_SOURCE_:
--

Second, we can observe an operational order. In divine operations or works in the world, the three divine persons work inseparably, yet each makes a distinctive contribution to every work in accord with who each one is, whether Father, Son, or Spirit. Thus, we note, for example, that Paul speaks of God the Father creating through the Son (Col 1:16), judging through the Son (Rom 2:16), justifying sinners through the Son (Rom 5:1, 21; cf. 1 Thess 5:9), electing to salvation through the Son (Eph 1:5), reconciling through the Son (2 Cor 5:18; Col 1:20), and pouring out the Spirit through the Son (Titus 3:6). John uses different wording, but similarly speaks of an operational order in the work of the Father, Son, and Spirit. What the Son does and says reflects exactly what God the Father says and does, and what the Spirit does is to continue the work of the Son after his departure (John 4:34; 5:19; 14:10; 16:13–14; 15:26; 17:7; etc.). On this basis, Athanasius first of all enunciated the principle that, in various wordings, would be embraced by orthodoxy: “The Father does all things through the Word in the Holy Spirit.”14 Gregory of Nyssa’s version of this principle is, “every operation which extends from God to the creation, and is named according to our various conceptions of it, has its origin from the Father, and proceeds through the Son, and is perfected by the Spirit.”15 And, in speaking of this operational order, the pro-Nicene fathers also noted an order or consistency in how God comes to us and we to him. The Father comes to us through the Son in the Spirit and we come to the Father through the Son in the Spirit.

--

_MATERIAL PROVIDED_:
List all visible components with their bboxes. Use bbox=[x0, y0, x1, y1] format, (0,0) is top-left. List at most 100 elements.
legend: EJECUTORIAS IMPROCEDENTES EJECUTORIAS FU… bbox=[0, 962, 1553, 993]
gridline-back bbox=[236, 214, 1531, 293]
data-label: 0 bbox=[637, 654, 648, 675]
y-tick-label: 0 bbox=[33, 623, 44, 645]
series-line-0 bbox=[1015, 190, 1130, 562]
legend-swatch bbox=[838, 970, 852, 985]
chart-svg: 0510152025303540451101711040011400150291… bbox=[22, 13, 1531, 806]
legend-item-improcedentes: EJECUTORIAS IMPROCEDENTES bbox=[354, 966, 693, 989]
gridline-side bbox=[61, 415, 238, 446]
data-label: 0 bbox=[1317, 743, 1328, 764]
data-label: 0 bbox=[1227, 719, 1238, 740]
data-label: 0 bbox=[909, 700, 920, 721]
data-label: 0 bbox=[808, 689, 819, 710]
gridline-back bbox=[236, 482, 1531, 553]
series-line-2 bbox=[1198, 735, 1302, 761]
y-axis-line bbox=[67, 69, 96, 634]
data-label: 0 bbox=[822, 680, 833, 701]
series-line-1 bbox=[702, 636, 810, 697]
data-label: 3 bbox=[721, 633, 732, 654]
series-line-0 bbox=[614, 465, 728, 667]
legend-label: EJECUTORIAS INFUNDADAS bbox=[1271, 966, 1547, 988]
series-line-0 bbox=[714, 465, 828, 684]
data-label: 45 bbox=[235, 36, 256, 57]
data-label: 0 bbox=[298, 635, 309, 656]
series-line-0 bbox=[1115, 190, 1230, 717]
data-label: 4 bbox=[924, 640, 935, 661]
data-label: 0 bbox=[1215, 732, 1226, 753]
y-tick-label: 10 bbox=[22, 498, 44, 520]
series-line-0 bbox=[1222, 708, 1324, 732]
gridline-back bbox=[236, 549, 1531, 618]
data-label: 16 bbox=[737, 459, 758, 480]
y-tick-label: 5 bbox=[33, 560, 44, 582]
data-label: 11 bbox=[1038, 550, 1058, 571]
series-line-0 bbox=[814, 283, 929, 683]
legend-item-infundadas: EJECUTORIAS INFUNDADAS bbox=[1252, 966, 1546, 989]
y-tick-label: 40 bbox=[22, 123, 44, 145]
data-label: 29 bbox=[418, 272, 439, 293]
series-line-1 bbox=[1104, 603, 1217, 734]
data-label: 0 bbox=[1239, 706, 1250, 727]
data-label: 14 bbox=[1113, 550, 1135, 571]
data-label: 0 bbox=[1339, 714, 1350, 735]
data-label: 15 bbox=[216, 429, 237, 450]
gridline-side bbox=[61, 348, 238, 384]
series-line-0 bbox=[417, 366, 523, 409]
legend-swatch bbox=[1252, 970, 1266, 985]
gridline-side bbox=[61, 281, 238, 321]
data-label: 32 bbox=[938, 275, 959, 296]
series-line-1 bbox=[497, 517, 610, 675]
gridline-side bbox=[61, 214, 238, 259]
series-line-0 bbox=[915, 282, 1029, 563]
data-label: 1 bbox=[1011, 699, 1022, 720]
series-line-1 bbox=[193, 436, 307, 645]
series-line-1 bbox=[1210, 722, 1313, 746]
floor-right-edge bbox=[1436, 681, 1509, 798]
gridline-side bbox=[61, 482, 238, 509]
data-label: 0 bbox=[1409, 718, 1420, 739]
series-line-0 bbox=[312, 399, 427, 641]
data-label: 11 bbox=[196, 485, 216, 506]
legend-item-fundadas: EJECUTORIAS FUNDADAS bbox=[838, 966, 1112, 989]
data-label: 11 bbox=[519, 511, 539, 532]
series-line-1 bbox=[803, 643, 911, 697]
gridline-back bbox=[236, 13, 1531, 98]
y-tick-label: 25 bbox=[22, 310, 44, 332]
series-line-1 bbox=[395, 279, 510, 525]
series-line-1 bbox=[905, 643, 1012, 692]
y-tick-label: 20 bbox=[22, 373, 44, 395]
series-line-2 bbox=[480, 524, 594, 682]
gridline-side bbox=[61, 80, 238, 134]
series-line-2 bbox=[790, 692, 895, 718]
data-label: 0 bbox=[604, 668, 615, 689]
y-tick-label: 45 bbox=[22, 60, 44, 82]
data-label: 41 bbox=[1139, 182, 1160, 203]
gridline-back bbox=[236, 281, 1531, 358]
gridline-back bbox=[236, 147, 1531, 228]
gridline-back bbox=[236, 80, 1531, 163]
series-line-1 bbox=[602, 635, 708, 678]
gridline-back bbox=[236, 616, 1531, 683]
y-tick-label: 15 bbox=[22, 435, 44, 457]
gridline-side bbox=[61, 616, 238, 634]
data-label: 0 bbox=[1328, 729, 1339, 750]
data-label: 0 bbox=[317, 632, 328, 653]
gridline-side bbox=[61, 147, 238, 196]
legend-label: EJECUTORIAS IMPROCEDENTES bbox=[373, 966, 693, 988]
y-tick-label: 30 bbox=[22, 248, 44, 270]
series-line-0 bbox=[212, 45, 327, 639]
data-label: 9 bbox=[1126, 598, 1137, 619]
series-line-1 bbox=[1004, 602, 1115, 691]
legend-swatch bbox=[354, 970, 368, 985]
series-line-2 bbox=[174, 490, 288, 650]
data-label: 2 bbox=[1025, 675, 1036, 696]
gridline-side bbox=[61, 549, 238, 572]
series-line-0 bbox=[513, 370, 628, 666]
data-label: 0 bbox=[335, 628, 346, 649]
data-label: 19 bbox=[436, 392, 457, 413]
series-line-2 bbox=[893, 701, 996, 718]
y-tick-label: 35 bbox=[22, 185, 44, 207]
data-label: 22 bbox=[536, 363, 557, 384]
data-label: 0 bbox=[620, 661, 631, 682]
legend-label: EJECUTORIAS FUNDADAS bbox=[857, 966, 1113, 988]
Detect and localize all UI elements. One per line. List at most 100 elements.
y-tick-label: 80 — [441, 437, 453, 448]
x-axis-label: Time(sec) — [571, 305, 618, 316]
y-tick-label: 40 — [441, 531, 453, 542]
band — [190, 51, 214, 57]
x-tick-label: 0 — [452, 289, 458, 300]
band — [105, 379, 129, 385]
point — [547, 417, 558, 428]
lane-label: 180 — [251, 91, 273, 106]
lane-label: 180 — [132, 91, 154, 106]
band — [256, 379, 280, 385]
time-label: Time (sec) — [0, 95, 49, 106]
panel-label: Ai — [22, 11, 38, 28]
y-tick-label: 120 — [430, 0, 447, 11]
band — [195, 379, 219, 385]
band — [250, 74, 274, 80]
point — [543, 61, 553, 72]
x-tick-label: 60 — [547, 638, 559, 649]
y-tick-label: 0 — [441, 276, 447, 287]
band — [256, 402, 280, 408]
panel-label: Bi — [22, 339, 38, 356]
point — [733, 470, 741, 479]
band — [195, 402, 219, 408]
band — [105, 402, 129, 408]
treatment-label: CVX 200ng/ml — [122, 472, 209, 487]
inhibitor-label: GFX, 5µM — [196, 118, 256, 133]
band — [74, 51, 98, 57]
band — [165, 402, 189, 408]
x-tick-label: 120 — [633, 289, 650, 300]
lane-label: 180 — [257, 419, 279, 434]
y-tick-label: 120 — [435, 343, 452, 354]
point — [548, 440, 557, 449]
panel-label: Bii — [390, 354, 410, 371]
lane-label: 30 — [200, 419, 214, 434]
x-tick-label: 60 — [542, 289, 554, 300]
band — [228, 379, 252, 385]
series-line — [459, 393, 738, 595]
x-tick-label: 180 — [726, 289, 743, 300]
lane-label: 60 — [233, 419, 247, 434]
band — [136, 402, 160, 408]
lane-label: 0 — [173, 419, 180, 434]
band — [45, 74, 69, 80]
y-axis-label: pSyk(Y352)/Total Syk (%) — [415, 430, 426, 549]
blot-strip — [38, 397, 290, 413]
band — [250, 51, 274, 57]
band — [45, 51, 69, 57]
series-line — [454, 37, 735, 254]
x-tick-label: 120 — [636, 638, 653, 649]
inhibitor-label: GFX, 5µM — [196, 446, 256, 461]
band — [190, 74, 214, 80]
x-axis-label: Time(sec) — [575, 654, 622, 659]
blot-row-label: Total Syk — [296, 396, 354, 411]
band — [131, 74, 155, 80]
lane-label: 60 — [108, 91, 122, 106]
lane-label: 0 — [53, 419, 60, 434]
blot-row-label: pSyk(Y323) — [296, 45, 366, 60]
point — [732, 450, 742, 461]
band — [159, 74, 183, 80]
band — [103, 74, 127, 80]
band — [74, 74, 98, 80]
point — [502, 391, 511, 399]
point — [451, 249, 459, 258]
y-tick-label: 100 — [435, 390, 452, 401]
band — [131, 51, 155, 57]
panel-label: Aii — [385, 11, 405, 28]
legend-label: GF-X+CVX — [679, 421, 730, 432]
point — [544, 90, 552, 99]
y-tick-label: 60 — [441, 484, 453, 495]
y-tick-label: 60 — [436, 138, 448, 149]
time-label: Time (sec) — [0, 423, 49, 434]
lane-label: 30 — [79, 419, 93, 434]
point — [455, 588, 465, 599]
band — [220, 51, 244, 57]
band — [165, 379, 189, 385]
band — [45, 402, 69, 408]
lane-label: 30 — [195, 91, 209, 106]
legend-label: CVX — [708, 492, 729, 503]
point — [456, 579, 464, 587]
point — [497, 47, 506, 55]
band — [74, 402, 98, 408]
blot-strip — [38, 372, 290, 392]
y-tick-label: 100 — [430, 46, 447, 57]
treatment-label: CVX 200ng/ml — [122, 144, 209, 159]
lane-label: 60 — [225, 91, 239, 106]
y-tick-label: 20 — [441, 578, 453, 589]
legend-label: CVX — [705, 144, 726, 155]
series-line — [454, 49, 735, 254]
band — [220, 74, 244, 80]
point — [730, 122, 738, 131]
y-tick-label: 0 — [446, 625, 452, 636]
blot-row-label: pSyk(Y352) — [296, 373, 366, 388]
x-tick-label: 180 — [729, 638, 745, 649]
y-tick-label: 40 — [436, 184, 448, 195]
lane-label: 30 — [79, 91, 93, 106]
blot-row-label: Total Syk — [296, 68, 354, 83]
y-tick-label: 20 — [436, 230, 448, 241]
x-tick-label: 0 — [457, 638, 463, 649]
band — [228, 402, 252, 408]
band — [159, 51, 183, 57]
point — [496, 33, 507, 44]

--

_GIVEN EXERCISE A_: In the passage on the operational order of the Father, Son, and Spirit, what works does Paul say God the Father carries out through the Son?
_GIVEN EXERCISE B_:
Do these statements agree with the passage on the operational order of the Father, Son, and Spirit? Answer yes or no for each, and quote the words that decide it.
(i) Athanasius was the first to state the principle that the Father does all things through the Word in the Holy Spirit.
(ii) In Gregory of Nyssa's version, every operation from God to the creation is perfected by the Son.
(iii) John describes the operational order in the same wording Paul uses.
_GIVEN EXERCISE C_: Could you carry the passage on the operational order of the Father, Son, and Spirit forward from its last sentence?

_EXERCISE OUTPUT A_: Creating, judging, justifying sinners, electing to salvation, reconciling, and pouring out the Spirit.

_EXERCISE OUTPUT B_:
(i) Yes: "Athanasius first of all enunciated the principle"
(ii) No: "proceeds through the Son, and is perfected by the Spirit"
(iii) No: "John uses different wording"

_EXERCISE OUTPUT C_:
Third, we may speak of a numerical order. How the divine persons are sequentially revealed in Scripture leads the human mind to think of the Father as the first person of the Trinity, the Son the second, and the Spirit as the third. On this basis, the Nicene Creed speaks of the divine three persons in this order. However, it is to be noted that the Cappadocian father Basil argued strongly against the threefold “subnumeration” (hyparithmeō) of the persons of the Trinity because he vehemently opposed anything that might suggest the ranking of the divine persons in a descending order.16 In making this point, he noted, as many have done after him, that in the more than sixty triadic comments in the New Testament, no one person is consistently placed first. In roughly equal numbers, sometimes the Father is mentioned first (e.g., Matt 28:19), sometimes the Son (e.g., 2 Cor 13:13), and sometimes the Spirit (e.g., 1 Cor 12:4–6).17 Thus, although we may speak of the first, second, and third persons of the Trinity, we should not infer hierarchical ordering or precedence in divine life on this basis. In English and in Greek, to speak of an order where someone is ranked under someone else, a preposition meaning “under” must be added to show that hierarchical ordering is envisaged. In Greek, this is done by adding the prefix hypo to create the verb hypotassō, and in English by adding the prefix sub- to get the verb subordinate.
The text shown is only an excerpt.